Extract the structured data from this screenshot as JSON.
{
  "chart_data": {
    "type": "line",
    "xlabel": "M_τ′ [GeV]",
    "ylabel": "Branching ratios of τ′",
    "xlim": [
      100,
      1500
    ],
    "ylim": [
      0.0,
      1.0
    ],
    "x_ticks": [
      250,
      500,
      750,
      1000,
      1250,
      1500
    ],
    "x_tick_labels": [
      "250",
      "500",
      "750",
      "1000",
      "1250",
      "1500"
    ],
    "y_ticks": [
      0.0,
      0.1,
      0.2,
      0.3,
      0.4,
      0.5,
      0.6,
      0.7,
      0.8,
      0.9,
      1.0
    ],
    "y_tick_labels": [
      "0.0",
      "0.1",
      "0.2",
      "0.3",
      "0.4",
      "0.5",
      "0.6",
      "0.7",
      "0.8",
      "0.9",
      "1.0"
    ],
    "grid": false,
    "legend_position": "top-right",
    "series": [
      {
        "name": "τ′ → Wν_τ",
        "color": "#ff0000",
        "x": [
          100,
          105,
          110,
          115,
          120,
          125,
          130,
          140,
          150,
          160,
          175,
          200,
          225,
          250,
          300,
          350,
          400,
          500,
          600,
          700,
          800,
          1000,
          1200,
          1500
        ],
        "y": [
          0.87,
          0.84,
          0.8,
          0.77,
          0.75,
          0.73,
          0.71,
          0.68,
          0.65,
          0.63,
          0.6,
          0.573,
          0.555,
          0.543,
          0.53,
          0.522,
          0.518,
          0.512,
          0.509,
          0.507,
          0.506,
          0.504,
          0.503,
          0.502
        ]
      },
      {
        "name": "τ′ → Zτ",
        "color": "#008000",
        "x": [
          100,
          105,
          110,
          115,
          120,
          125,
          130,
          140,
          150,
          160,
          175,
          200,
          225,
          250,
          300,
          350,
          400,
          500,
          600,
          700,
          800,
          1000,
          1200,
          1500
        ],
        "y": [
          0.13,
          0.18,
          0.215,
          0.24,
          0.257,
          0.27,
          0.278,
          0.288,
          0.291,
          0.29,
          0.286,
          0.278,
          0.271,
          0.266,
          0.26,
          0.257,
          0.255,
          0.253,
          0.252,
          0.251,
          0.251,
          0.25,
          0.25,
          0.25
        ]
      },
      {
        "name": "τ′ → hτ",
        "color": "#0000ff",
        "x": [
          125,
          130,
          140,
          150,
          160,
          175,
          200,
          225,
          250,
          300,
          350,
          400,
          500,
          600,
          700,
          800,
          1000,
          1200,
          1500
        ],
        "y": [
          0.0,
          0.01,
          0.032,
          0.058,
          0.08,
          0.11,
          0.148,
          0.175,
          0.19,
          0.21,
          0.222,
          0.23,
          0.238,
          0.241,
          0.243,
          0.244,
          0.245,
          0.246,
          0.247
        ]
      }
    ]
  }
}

☆ ☆ ☆ ☆ ☆

DIRECTIONS: Print the complete listing again, exactly as it stands.

ANSWER IN FULL:
Extract the structured data from this screenshot as JSON.
{
  "chart_data": {
    "type": "line",
    "xlabel": "M_τ′ [GeV]",
    "ylabel": "Branching ratios of τ′",
    "xlim": [
      100,
      1500
    ],
    "ylim": [
      0.0,
      1.0
    ],
    "x_ticks": [
      250,
      500,
      750,
      1000,
      1250,
      1500
    ],
    "x_tick_labels": [
      "250",
      "500",
      "750",
      "1000",
      "1250",
      "1500"
    ],
    "y_ticks": [
      0.0,
      0.1,
      0.2,
      0.3,
      0.4,
      0.5,
      0.6,
      0.7,
      0.8,
      0.9,
      1.0
    ],
    "y_tick_labels": [
      "0.0",
      "0.1",
      "0.2",
      "0.3",
      "0.4",
      "0.5",
      "0.6",
      "0.7",
      "0.8",
      "0.9",
      "1.0"
    ],
    "grid": false,
    "legend_position": "top-right",
    "series": [
      {
        "name": "τ′ → Wν_τ",
        "color": "#ff0000",
        "x": [
          100,
          105,
          110,
          115,
          120,
          125,
          130,
          140,
          150,
          160,
          175,
          200,
          225,
          250,
          300,
          350,
          400,
          500,
          600,
          700,
          800,
          1000,
          1200,
          1500
        ],
        "y": [
          0.87,
          0.84,
          0.8,
          0.77,
          0.75,
          0.73,
          0.71,
          0.68,
          0.65,
          0.63,
          0.6,
          0.573,
          0.555,
          0.543,
          0.53,
          0.522,
          0.518,
          0.512,
          0.509,
          0.507,
          0.506,
          0.504,
          0.503,
          0.502
        ]
      },
      {
        "name": "τ′ → Zτ",
        "color": "#008000",
        "x": [
          100,
          105,
          110,
          115,
          120,
          125,
          130,
          140,
          150,
          160,
          175,
          200,
          225,
          250,
          300,
          350,
          400,
          500,
          600,
          700,
          800,
          1000,
          1200,
          1500
        ],
        "y": [
          0.13,
          0.18,
          0.215,
          0.24,
          0.257,
          0.27,
          0.278,
          0.288,
          0.291,
          0.29,
          0.286,
          0.278,
          0.271,
          0.266,
          0.26,
          0.257,
          0.255,
          0.253,
          0.252,
          0.251,
          0.251,
          0.25,
          0.25,
          0.25
        ]
      },
      {
        "name": "τ′ → hτ",
        "color": "#0000ff",
        "x": [
          125,
          130,
          140,
          150,
          160,
          175,
          200,
          225,
          250,
          300,
          350,
          400,
          500,
          600,
          700,
          800,
          1000,
          1200,
          1500
        ],
        "y": [
          0.0,
          0.01,
          0.032,
          0.058,
          0.08,
          0.11,
          0.148,
          0.175,
          0.19,
          0.21,
          0.222,
          0.23,
          0.238,
          0.241,
          0.243,
          0.244,
          0.245,
          0.246,
          0.247
        ]
      }
    ]
  }
}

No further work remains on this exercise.